### Work to be completed
Reproduce the data exactly.

Stored dataset items:
--- --- ---

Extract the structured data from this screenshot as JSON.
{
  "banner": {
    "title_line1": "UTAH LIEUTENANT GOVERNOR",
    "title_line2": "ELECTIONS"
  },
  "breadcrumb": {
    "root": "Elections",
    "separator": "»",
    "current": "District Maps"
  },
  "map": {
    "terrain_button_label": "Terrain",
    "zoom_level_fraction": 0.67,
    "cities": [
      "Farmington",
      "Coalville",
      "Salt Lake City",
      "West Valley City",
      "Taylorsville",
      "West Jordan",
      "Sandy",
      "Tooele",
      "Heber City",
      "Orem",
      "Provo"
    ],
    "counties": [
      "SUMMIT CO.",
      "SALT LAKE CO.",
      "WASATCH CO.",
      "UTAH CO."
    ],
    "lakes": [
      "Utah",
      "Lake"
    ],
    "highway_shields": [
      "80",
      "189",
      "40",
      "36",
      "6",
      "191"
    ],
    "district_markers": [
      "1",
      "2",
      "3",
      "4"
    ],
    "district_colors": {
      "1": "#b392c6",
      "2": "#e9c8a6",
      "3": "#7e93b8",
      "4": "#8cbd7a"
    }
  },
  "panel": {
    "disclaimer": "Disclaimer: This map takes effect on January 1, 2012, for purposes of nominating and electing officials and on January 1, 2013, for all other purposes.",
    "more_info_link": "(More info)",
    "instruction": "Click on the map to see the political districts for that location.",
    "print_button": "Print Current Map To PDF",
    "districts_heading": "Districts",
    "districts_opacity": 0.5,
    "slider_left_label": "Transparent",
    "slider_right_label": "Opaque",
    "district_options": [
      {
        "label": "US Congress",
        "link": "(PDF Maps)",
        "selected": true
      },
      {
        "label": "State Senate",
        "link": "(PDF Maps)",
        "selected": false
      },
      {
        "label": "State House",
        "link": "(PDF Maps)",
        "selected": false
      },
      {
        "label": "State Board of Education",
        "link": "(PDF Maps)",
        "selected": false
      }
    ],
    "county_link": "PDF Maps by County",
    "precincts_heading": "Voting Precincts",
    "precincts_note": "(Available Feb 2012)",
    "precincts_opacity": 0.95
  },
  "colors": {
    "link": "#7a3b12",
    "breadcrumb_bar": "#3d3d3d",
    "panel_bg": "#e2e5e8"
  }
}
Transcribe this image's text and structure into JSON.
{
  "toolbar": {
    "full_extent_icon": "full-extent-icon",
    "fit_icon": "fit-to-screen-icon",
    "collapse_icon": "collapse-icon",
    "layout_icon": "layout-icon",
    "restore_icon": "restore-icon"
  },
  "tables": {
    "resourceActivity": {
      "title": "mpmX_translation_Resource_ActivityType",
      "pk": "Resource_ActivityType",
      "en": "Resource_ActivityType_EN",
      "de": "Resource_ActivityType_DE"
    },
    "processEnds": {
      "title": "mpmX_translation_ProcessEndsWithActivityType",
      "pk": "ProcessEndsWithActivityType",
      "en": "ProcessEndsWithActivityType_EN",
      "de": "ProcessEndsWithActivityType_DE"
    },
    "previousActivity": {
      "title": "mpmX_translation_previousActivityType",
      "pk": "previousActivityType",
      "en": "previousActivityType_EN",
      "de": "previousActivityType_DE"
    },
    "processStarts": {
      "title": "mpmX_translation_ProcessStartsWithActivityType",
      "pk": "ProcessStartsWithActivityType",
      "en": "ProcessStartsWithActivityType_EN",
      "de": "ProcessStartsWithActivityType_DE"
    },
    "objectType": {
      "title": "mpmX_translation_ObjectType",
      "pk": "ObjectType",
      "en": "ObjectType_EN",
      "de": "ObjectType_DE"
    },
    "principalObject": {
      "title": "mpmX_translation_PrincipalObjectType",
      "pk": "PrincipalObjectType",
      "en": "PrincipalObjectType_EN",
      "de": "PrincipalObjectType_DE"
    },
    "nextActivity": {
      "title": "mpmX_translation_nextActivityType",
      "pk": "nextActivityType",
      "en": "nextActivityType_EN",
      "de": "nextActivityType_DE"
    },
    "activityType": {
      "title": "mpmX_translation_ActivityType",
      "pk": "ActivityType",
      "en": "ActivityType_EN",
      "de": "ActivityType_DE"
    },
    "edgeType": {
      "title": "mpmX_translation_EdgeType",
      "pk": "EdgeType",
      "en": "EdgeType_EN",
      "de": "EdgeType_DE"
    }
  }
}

--- --- ---

### Written response
Extract the structured data from this screenshot as JSON.
{
  "banner": {
    "title_line1": "UTAH LIEUTENANT GOVERNOR",
    "title_line2": "ELECTIONS"
  },
  "breadcrumb": {
    "root": "Elections",
    "separator": "»",
    "current": "District Maps"
  },
  "map": {
    "terrain_button_label": "Terrain",
    "zoom_level_fraction": 0.67,
    "cities": [
      "Farmington",
      "Coalville",
      "Salt Lake City",
      "West Valley City",
      "Taylorsville",
      "West Jordan",
      "Sandy",
      "Tooele",
      "Heber City",
      "Orem",
      "Provo"
    ],
    "counties": [
      "SUMMIT CO.",
      "SALT LAKE CO.",
      "WASATCH CO.",
      "UTAH CO."
    ],
    "lakes": [
      "Utah",
      "Lake"
    ],
    "highway_shields": [
      "80",
      "189",
      "40",
      "36",
      "6",
      "191"
    ],
    "district_markers": [
      "1",
      "2",
      "3",
      "4"
    ],
    "district_colors": {
      "1": "#b392c6",
      "2": "#e9c8a6",
      "3": "#7e93b8",
      "4": "#8cbd7a"
    }
  },
  "panel": {
    "disclaimer": "Disclaimer: This map takes effect on January 1, 2012, for purposes of nominating and electing officials and on January 1, 2013, for all other purposes.",
    "more_info_link": "(More info)",
    "instruction": "Click on the map to see the political districts for that location.",
    "print_button": "Print Current Map To PDF",
    "districts_heading": "Districts",
    "districts_opacity": 0.5,
    "slider_left_label": "Transparent",
    "slider_right_label": "Opaque",
    "district_options": [
      {
        "label": "US Congress",
        "link": "(PDF Maps)",
        "selected": true
      },
      {
        "label": "State Senate",
        "link": "(PDF Maps)",
        "selected": false
      },
      {
        "label": "State House",
        "link": "(PDF Maps)",
        "selected": false
      },
      {
        "label": "State Board of Education",
        "link": "(PDF Maps)",
        "selected": false
      }
    ],
    "county_link": "PDF Maps by County",
    "precincts_heading": "Voting Precincts",
    "precincts_note": "(Available Feb 2012)",
    "precincts_opacity": 0.95
  },
  "colors": {
    "link": "#7a3b12",
    "breadcrumb_bar": "#3d3d3d",
    "panel_bg": "#e2e5e8"
  }
}
Transcribe this image's text and structure into JSON.
{
  "toolbar": {
    "full_extent_icon": "full-extent-icon",
    "fit_icon": "fit-to-screen-icon",
    "collapse_icon": "collapse-icon",
    "layout_icon": "layout-icon",
    "restore_icon": "restore-icon"
  },
  "tables": {
    "resourceActivity": {
      "title": "mpmX_translation_Resource_ActivityType",
      "pk": "Resource_ActivityType",
      "en": "Resource_ActivityType_EN",
      "de": "Resource_ActivityType_DE"
    },
    "processEnds": {
      "title": "mpmX_translation_ProcessEndsWithActivityType",
      "pk": "ProcessEndsWithActivityType",
      "en": "ProcessEndsWithActivityType_EN",
      "de": "ProcessEndsWithActivityType_DE"
    },
    "previousActivity": {
      "title": "mpmX_translation_previousActivityType",
      "pk": "previousActivityType",
      "en": "previousActivityType_EN",
      "de": "previousActivityType_DE"
    },
    "processStarts": {
      "title": "mpmX_translation_ProcessStartsWithActivityType",
      "pk": "ProcessStartsWithActivityType",
      "en": "ProcessStartsWithActivityType_EN",
      "de": "ProcessStartsWithActivityType_DE"
    },
    "objectType": {
      "title": "mpmX_translation_ObjectType",
      "pk": "ObjectType",
      "en": "ObjectType_EN",
      "de": "ObjectType_DE"
    },
    "principalObject": {
      "title": "mpmX_translation_PrincipalObjectType",
      "pk": "PrincipalObjectType",
      "en": "PrincipalObjectType_EN",
      "de": "PrincipalObjectType_DE"
    },
    "nextActivity": {
      "title": "mpmX_translation_nextActivityType",
      "pk": "nextActivityType",
      "en": "nextActivityType_EN",
      "de": "nextActivityType_DE"
    },
    "activityType": {
      "title": "mpmX_translation_ActivityType",
      "pk": "ActivityType",
      "en": "ActivityType_EN",
      "de": "ActivityType_DE"
    },
    "edgeType": {
      "title": "mpmX_translation_EdgeType",
      "pk": "EdgeType",
      "en": "EdgeType_EN",
      "de": "EdgeType_DE"
    }
  }
}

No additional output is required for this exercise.